**** Data shown

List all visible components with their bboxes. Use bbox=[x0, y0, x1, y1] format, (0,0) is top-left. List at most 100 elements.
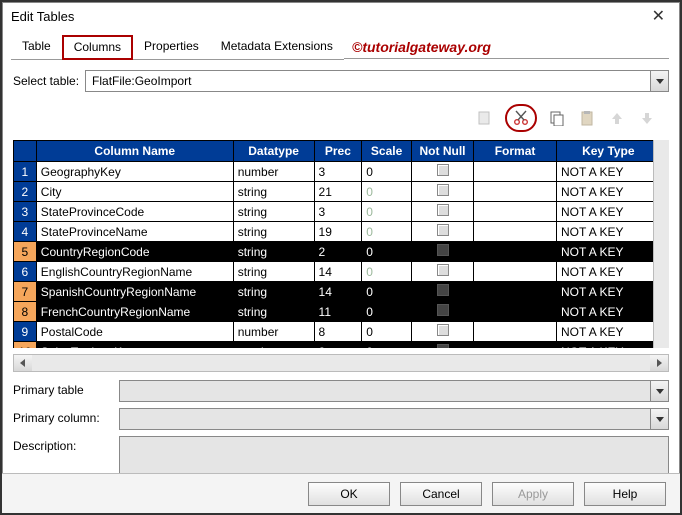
cell-format[interactable] bbox=[474, 322, 557, 342]
cell-format[interactable] bbox=[474, 202, 557, 222]
table-row[interactable]: 9PostalCodenumber80NOT A KEY bbox=[14, 322, 669, 342]
table-row[interactable]: 5CountryRegionCodestring20NOT A KEY bbox=[14, 242, 669, 262]
cell-prec[interactable]: 2 bbox=[314, 342, 362, 349]
table-row[interactable]: 7SpanishCountryRegionNamestring140 NOT A … bbox=[14, 282, 669, 302]
cell-column-name[interactable]: City bbox=[36, 182, 233, 202]
table-row[interactable]: 3StateProvinceCodestring30NOT A KEY bbox=[14, 202, 669, 222]
row-number[interactable]: 4 bbox=[14, 222, 37, 242]
cell-scale[interactable]: 0 bbox=[362, 162, 412, 182]
table-row[interactable]: 8FrenchCountryRegionNamestring110NOT A K… bbox=[14, 302, 669, 322]
cell-datatype[interactable]: number bbox=[233, 342, 314, 349]
row-number[interactable]: 10 bbox=[14, 342, 37, 349]
checkbox-icon[interactable] bbox=[437, 164, 449, 176]
cell-key-type[interactable]: NOT A KEY bbox=[557, 222, 661, 242]
cell-format[interactable] bbox=[474, 242, 557, 262]
cell-datatype[interactable]: string bbox=[233, 242, 314, 262]
cell-column-name[interactable]: PostalCode bbox=[36, 322, 233, 342]
cell-not-null[interactable] bbox=[411, 182, 473, 202]
checkbox-icon[interactable] bbox=[437, 304, 449, 316]
table-row[interactable]: 4StateProvinceNamestring190NOT A KEY bbox=[14, 222, 669, 242]
cell-not-null[interactable] bbox=[411, 162, 473, 182]
cell-column-name[interactable]: CountryRegionCode bbox=[36, 242, 233, 262]
cell-column-name[interactable]: StateProvinceCode bbox=[36, 202, 233, 222]
table-row[interactable]: 1GeographyKeynumber30NOT A KEY bbox=[14, 162, 669, 182]
help-button[interactable]: Help bbox=[584, 482, 666, 506]
scroll-right-icon[interactable] bbox=[650, 355, 668, 371]
chevron-down-icon[interactable] bbox=[650, 71, 668, 91]
cell-datatype[interactable]: number bbox=[233, 322, 314, 342]
table-row[interactable]: 6EnglishCountryRegionNamestring140NOT A … bbox=[14, 262, 669, 282]
cell-scale[interactable]: 0 bbox=[362, 262, 412, 282]
cell-not-null[interactable] bbox=[411, 202, 473, 222]
tab-metadata-extensions[interactable]: Metadata Extensions bbox=[210, 35, 344, 60]
cell-format[interactable] bbox=[474, 162, 557, 182]
columns-table[interactable]: Column Name Datatype Prec Scale Not Null… bbox=[13, 140, 669, 348]
tab-properties[interactable]: Properties bbox=[133, 35, 210, 60]
cell-format[interactable] bbox=[474, 222, 557, 242]
cell-prec[interactable]: 8 bbox=[314, 322, 362, 342]
row-number[interactable]: 9 bbox=[14, 322, 37, 342]
scroll-left-icon[interactable] bbox=[14, 355, 32, 371]
cell-key-type[interactable]: NOT A KEY bbox=[557, 342, 661, 349]
cell-key-type[interactable]: NOT A KEY bbox=[557, 302, 661, 322]
checkbox-icon[interactable] bbox=[437, 284, 449, 296]
cell-datatype[interactable]: string bbox=[233, 302, 314, 322]
vertical-scrollbar[interactable] bbox=[653, 140, 669, 348]
cell-format[interactable] bbox=[474, 182, 557, 202]
cell-format[interactable] bbox=[474, 302, 557, 322]
checkbox-icon[interactable] bbox=[437, 224, 449, 236]
cell-scale[interactable]: 0 bbox=[362, 282, 412, 302]
cell-prec[interactable]: 21 bbox=[314, 182, 362, 202]
checkbox-icon[interactable] bbox=[437, 184, 449, 196]
cell-scale[interactable]: 0 bbox=[362, 202, 412, 222]
checkbox-icon[interactable] bbox=[437, 204, 449, 216]
row-number[interactable]: 6 bbox=[14, 262, 37, 282]
checkbox-icon[interactable] bbox=[437, 264, 449, 276]
copy-icon[interactable] bbox=[547, 108, 567, 128]
scissors-icon[interactable] bbox=[511, 108, 531, 128]
cell-not-null[interactable] bbox=[411, 242, 473, 262]
row-number[interactable]: 3 bbox=[14, 202, 37, 222]
row-number[interactable]: 2 bbox=[14, 182, 37, 202]
cell-prec[interactable]: 14 bbox=[314, 262, 362, 282]
row-number[interactable]: 1 bbox=[14, 162, 37, 182]
cell-column-name[interactable]: SpanishCountryRegionName bbox=[36, 282, 233, 302]
cell-scale[interactable]: 0 bbox=[362, 322, 412, 342]
cell-column-name[interactable]: GeographyKey bbox=[36, 162, 233, 182]
cell-datatype[interactable]: string bbox=[233, 222, 314, 242]
cell-not-null[interactable] bbox=[411, 302, 473, 322]
cell-column-name[interactable]: EnglishCountryRegionName bbox=[36, 262, 233, 282]
table-row[interactable]: 2Citystring210NOT A KEY bbox=[14, 182, 669, 202]
cell-not-null[interactable] bbox=[411, 322, 473, 342]
cell-scale[interactable]: 0 bbox=[362, 342, 412, 349]
cell-key-type[interactable]: NOT A KEY bbox=[557, 282, 661, 302]
cell-not-null[interactable] bbox=[411, 222, 473, 242]
cell-prec[interactable]: 11 bbox=[314, 302, 362, 322]
row-number[interactable]: 7 bbox=[14, 282, 37, 302]
cell-scale[interactable]: 0 bbox=[362, 302, 412, 322]
cell-datatype[interactable]: string bbox=[233, 262, 314, 282]
cell-not-null[interactable] bbox=[411, 282, 473, 302]
close-icon[interactable]: ✕ bbox=[646, 6, 671, 26]
cell-scale[interactable]: 0 bbox=[362, 242, 412, 262]
tab-table[interactable]: Table bbox=[11, 35, 62, 60]
checkbox-icon[interactable] bbox=[437, 324, 449, 336]
cell-datatype[interactable]: string bbox=[233, 282, 314, 302]
select-table-dropdown[interactable]: FlatFile:GeoImport bbox=[85, 70, 669, 92]
tab-columns[interactable]: Columns bbox=[62, 35, 133, 60]
cell-prec[interactable]: 3 bbox=[314, 202, 362, 222]
cell-format[interactable] bbox=[474, 342, 557, 349]
cell-prec[interactable]: 14 bbox=[314, 282, 362, 302]
cell-prec[interactable]: 3 bbox=[314, 162, 362, 182]
table-row[interactable]: 10SalesTerritoryKeynumber20NOT A KEY bbox=[14, 342, 669, 349]
cell-key-type[interactable]: NOT A KEY bbox=[557, 162, 661, 182]
cell-scale[interactable]: 0 bbox=[362, 182, 412, 202]
cell-format[interactable] bbox=[474, 282, 557, 302]
row-number[interactable]: 8 bbox=[14, 302, 37, 322]
horizontal-scrollbar[interactable] bbox=[13, 354, 669, 372]
ok-button[interactable]: OK bbox=[308, 482, 390, 506]
cell-datatype[interactable]: string bbox=[233, 182, 314, 202]
cell-scale[interactable]: 0 bbox=[362, 222, 412, 242]
checkbox-icon[interactable] bbox=[437, 244, 449, 256]
cell-datatype[interactable]: string bbox=[233, 202, 314, 222]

********

> **Exercise objective**
Repeat every line of the entries above word for word, leaving out the picture.

> **Output of the exercise**
List all visible components with their bboxes. Use bbox=[x0, y0, x1, y1] format, (0,0) is top-left. List at most 100 elements.
cell-format[interactable] bbox=[474, 322, 557, 342]
cell-format[interactable] bbox=[474, 202, 557, 222]
table-row[interactable]: 9PostalCodenumber80NOT A KEY bbox=[14, 322, 669, 342]
table-row[interactable]: 5CountryRegionCodestring20NOT A KEY bbox=[14, 242, 669, 262]
cell-prec[interactable]: 2 bbox=[314, 342, 362, 349]
table-row[interactable]: 7SpanishCountryRegionNamestring140 NOT A … bbox=[14, 282, 669, 302]
cell-column-name[interactable]: City bbox=[36, 182, 233, 202]
table-row[interactable]: 3StateProvinceCodestring30NOT A KEY bbox=[14, 202, 669, 222]
row-number[interactable]: 4 bbox=[14, 222, 37, 242]
cell-scale[interactable]: 0 bbox=[362, 162, 412, 182]
table-row[interactable]: 8FrenchCountryRegionNamestring110NOT A K… bbox=[14, 302, 669, 322]
cell-datatype[interactable]: number bbox=[233, 342, 314, 349]
row-number[interactable]: 10 bbox=[14, 342, 37, 349]
checkbox-icon[interactable] bbox=[437, 164, 449, 176]
cell-key-type[interactable]: NOT A KEY bbox=[557, 222, 661, 242]
cell-format[interactable] bbox=[474, 242, 557, 262]
cell-datatype[interactable]: string bbox=[233, 242, 314, 262]
cell-column-name[interactable]: PostalCode bbox=[36, 322, 233, 342]
cell-not-null[interactable] bbox=[411, 182, 473, 202]
checkbox-icon[interactable] bbox=[437, 304, 449, 316]
table-row[interactable]: 4StateProvinceNamestring190NOT A KEY bbox=[14, 222, 669, 242]
cell-not-null[interactable] bbox=[411, 162, 473, 182]
cell-column-name[interactable]: CountryRegionCode bbox=[36, 242, 233, 262]
cell-column-name[interactable]: StateProvinceCode bbox=[36, 202, 233, 222]
table-row[interactable]: 1GeographyKeynumber30NOT A KEY bbox=[14, 162, 669, 182]
help-button[interactable]: Help bbox=[584, 482, 666, 506]
scroll-right-icon[interactable] bbox=[650, 355, 668, 371]
chevron-down-icon[interactable] bbox=[650, 71, 668, 91]
cell-datatype[interactable]: number bbox=[233, 322, 314, 342]
table-row[interactable]: 6EnglishCountryRegionNamestring140NOT A … bbox=[14, 262, 669, 282]
cell-scale[interactable]: 0 bbox=[362, 262, 412, 282]
cell-not-null[interactable] bbox=[411, 202, 473, 222]
tab-metadata-extensions[interactable]: Metadata Extensions bbox=[210, 35, 344, 60]
cell-format[interactable] bbox=[474, 162, 557, 182]
columns-table[interactable]: Column Name Datatype Prec Scale Not Null… bbox=[13, 140, 669, 348]
tab-properties[interactable]: Properties bbox=[133, 35, 210, 60]
cell-format[interactable] bbox=[474, 222, 557, 242]
cell-prec[interactable]: 8 bbox=[314, 322, 362, 342]
row-number[interactable]: 9 bbox=[14, 322, 37, 342]
scroll-left-icon[interactable] bbox=[14, 355, 32, 371]
cell-key-type[interactable]: NOT A KEY bbox=[557, 342, 661, 349]
cell-key-type[interactable]: NOT A KEY bbox=[557, 302, 661, 322]
checkbox-icon[interactable] bbox=[437, 284, 449, 296]
cell-datatype[interactable]: string bbox=[233, 302, 314, 322]
vertical-scrollbar[interactable] bbox=[653, 140, 669, 348]
cell-format[interactable] bbox=[474, 182, 557, 202]
cell-format[interactable] bbox=[474, 302, 557, 322]
checkbox-icon[interactable] bbox=[437, 224, 449, 236]
cell-scale[interactable]: 0 bbox=[362, 282, 412, 302]
cell-prec[interactable]: 21 bbox=[314, 182, 362, 202]
checkbox-icon[interactable] bbox=[437, 184, 449, 196]
cell-scale[interactable]: 0 bbox=[362, 202, 412, 222]
checkbox-icon[interactable] bbox=[437, 204, 449, 216]
row-number[interactable]: 6 bbox=[14, 262, 37, 282]
checkbox-icon[interactable] bbox=[437, 264, 449, 276]
copy-icon[interactable] bbox=[547, 108, 567, 128]
scissors-icon[interactable] bbox=[511, 108, 531, 128]
cell-not-null[interactable] bbox=[411, 242, 473, 262]
row-number[interactable]: 3 bbox=[14, 202, 37, 222]
row-number[interactable]: 2 bbox=[14, 182, 37, 202]
cell-prec[interactable]: 14 bbox=[314, 262, 362, 282]
row-number[interactable]: 1 bbox=[14, 162, 37, 182]
cell-column-name[interactable]: SpanishCountryRegionName bbox=[36, 282, 233, 302]
cell-scale[interactable]: 0 bbox=[362, 322, 412, 342]
cell-column-name[interactable]: GeographyKey bbox=[36, 162, 233, 182]
cell-datatype[interactable]: string bbox=[233, 222, 314, 242]
cell-not-null[interactable] bbox=[411, 302, 473, 322]
cell-column-name[interactable]: EnglishCountryRegionName bbox=[36, 262, 233, 282]
table-row[interactable]: 2Citystring210NOT A KEY bbox=[14, 182, 669, 202]
cell-not-null[interactable] bbox=[411, 322, 473, 342]
cell-scale[interactable]: 0 bbox=[362, 342, 412, 349]
cell-key-type[interactable]: NOT A KEY bbox=[557, 282, 661, 302]
cell-not-null[interactable] bbox=[411, 222, 473, 242]
cell-prec[interactable]: 11 bbox=[314, 302, 362, 322]
row-number[interactable]: 7 bbox=[14, 282, 37, 302]
cell-scale[interactable]: 0 bbox=[362, 302, 412, 322]
cell-datatype[interactable]: string bbox=[233, 262, 314, 282]
cell-not-null[interactable] bbox=[411, 282, 473, 302]
close-icon[interactable]: ✕ bbox=[646, 6, 671, 26]
cell-scale[interactable]: 0 bbox=[362, 242, 412, 262]
tab-table[interactable]: Table bbox=[11, 35, 62, 60]
checkbox-icon[interactable] bbox=[437, 324, 449, 336]
cell-datatype[interactable]: string bbox=[233, 282, 314, 302]
select-table-dropdown[interactable]: FlatFile:GeoImport bbox=[85, 70, 669, 92]
tab-columns[interactable]: Columns bbox=[62, 35, 133, 60]
cell-prec[interactable]: 3 bbox=[314, 202, 362, 222]
cell-format[interactable] bbox=[474, 342, 557, 349]
cell-prec[interactable]: 14 bbox=[314, 282, 362, 302]
cell-prec[interactable]: 3 bbox=[314, 162, 362, 182]
table-row[interactable]: 10SalesTerritoryKeynumber20NOT A KEY bbox=[14, 342, 669, 349]
cell-key-type[interactable]: NOT A KEY bbox=[557, 162, 661, 182]
cell-scale[interactable]: 0 bbox=[362, 182, 412, 202]
cell-format[interactable] bbox=[474, 282, 557, 302]
row-number[interactable]: 8 bbox=[14, 302, 37, 322]
horizontal-scrollbar[interactable] bbox=[13, 354, 669, 372]
ok-button[interactable]: OK bbox=[308, 482, 390, 506]
cell-datatype[interactable]: string bbox=[233, 182, 314, 202]
cell-scale[interactable]: 0 bbox=[362, 222, 412, 242]
checkbox-icon[interactable] bbox=[437, 244, 449, 256]
cell-datatype[interactable]: string bbox=[233, 202, 314, 222]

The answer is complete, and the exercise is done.